Objective
Reproduce the material exactly, omitting nothing.

Dataset items
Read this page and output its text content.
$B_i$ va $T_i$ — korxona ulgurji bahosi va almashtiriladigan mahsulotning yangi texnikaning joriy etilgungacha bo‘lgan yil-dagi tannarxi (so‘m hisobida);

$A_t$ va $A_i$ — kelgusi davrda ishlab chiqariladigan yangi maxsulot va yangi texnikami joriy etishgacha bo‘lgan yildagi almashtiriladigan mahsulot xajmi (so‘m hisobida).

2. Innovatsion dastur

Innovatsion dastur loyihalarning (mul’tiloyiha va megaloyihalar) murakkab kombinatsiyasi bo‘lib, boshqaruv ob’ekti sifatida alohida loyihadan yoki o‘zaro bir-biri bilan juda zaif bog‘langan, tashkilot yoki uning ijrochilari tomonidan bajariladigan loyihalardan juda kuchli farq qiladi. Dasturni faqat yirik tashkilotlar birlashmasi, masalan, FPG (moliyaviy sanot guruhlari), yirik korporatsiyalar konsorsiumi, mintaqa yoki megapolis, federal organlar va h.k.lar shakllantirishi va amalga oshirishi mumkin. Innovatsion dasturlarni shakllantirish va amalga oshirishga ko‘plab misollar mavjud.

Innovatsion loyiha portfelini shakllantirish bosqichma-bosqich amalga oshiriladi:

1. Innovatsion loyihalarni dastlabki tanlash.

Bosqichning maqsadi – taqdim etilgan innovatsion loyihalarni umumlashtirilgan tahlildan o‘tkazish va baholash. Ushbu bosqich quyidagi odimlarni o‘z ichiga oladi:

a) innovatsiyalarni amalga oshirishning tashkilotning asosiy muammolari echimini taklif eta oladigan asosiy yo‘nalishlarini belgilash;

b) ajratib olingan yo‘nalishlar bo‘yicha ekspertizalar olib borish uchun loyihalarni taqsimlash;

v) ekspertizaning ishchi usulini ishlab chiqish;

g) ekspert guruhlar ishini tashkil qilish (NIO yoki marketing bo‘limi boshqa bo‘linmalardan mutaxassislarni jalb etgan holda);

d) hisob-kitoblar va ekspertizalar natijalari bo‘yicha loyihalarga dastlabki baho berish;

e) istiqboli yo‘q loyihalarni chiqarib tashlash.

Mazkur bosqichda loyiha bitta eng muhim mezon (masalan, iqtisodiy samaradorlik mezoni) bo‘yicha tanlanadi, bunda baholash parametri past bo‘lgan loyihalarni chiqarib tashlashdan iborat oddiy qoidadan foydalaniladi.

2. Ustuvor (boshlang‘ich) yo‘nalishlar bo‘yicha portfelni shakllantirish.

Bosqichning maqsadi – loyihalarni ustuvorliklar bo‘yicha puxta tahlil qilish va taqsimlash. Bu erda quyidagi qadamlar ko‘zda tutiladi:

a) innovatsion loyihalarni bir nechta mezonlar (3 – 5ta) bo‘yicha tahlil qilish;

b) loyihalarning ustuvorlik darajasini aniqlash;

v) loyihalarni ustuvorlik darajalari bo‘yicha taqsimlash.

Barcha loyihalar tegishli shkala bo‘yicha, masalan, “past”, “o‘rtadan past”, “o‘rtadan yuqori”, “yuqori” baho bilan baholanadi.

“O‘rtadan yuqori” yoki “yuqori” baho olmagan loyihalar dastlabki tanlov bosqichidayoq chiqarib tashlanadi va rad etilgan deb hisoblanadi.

Completed task
Read this page and output its text content.
$B_i$ va $T_i$ — korxona ulgurji bahosi va almashtiriladigan mahsulotning yangi texnikaning joriy etilgungacha bo‘lgan yil-dagi tannarxi (so‘m hisobida);

$A_t$ va $A_i$ — kelgusi davrda ishlab chiqariladigan yangi maxsulot va yangi texnikami joriy etishgacha bo‘lgan yildagi almashtiriladigan mahsulot xajmi (so‘m hisobida).

2. Innovatsion dastur

Innovatsion dastur loyihalarning (mul’tiloyiha va megaloyihalar) murakkab kombinatsiyasi bo‘lib, boshqaruv ob’ekti sifatida alohida loyihadan yoki o‘zaro bir-biri bilan juda zaif bog‘langan, tashkilot yoki uning ijrochilari tomonidan bajariladigan loyihalardan juda kuchli farq qiladi. Dasturni faqat yirik tashkilotlar birlashmasi, masalan, FPG (moliyaviy sanot guruhlari), yirik korporatsiyalar konsorsiumi, mintaqa yoki megapolis, federal organlar va h.k.lar shakllantirishi va amalga oshirishi mumkin. Innovatsion dasturlarni shakllantirish va amalga oshirishga ko‘plab misollar mavjud.

Innovatsion loyiha portfelini shakllantirish bosqichma-bosqich amalga oshiriladi:

1. Innovatsion loyihalarni dastlabki tanlash.

Bosqichning maqsadi – taqdim etilgan innovatsion loyihalarni umumlashtirilgan tahlildan o‘tkazish va baholash. Ushbu bosqich quyidagi odimlarni o‘z ichiga oladi:

a) innovatsiyalarni amalga oshirishning tashkilotning asosiy muammolari echimini taklif eta oladigan asosiy yo‘nalishlarini belgilash;

b) ajratib olingan yo‘nalishlar bo‘yicha ekspertizalar olib borish uchun loyihalarni taqsimlash;

v) ekspertizaning ishchi usulini ishlab chiqish;

g) ekspert guruhlar ishini tashkil qilish (NIO yoki marketing bo‘limi boshqa bo‘linmalardan mutaxassislarni jalb etgan holda);

d) hisob-kitoblar va ekspertizalar natijalari bo‘yicha loyihalarga dastlabki baho berish;

e) istiqboli yo‘q loyihalarni chiqarib tashlash.

Mazkur bosqichda loyiha bitta eng muhim mezon (masalan, iqtisodiy samaradorlik mezoni) bo‘yicha tanlanadi, bunda baholash parametri past bo‘lgan loyihalarni chiqarib tashlashdan iborat oddiy qoidadan foydalaniladi.

2. Ustuvor (boshlang‘ich) yo‘nalishlar bo‘yicha portfelni shakllantirish.

Bosqichning maqsadi – loyihalarni ustuvorliklar bo‘yicha puxta tahlil qilish va taqsimlash. Bu erda quyidagi qadamlar ko‘zda tutiladi:

a) innovatsion loyihalarni bir nechta mezonlar (3 – 5ta) bo‘yicha tahlil qilish;

b) loyihalarning ustuvorlik darajasini aniqlash;

v) loyihalarni ustuvorlik darajalari bo‘yicha taqsimlash.

Barcha loyihalar tegishli shkala bo‘yicha, masalan, “past”, “o‘rtadan past”, “o‘rtadan yuqori”, “yuqori” baho bilan baholanadi.

“O‘rtadan yuqori” yoki “yuqori” baho olmagan loyihalar dastlabki tanlov bosqichidayoq chiqarib tashlanadi va rad etilgan deb hisoblanadi.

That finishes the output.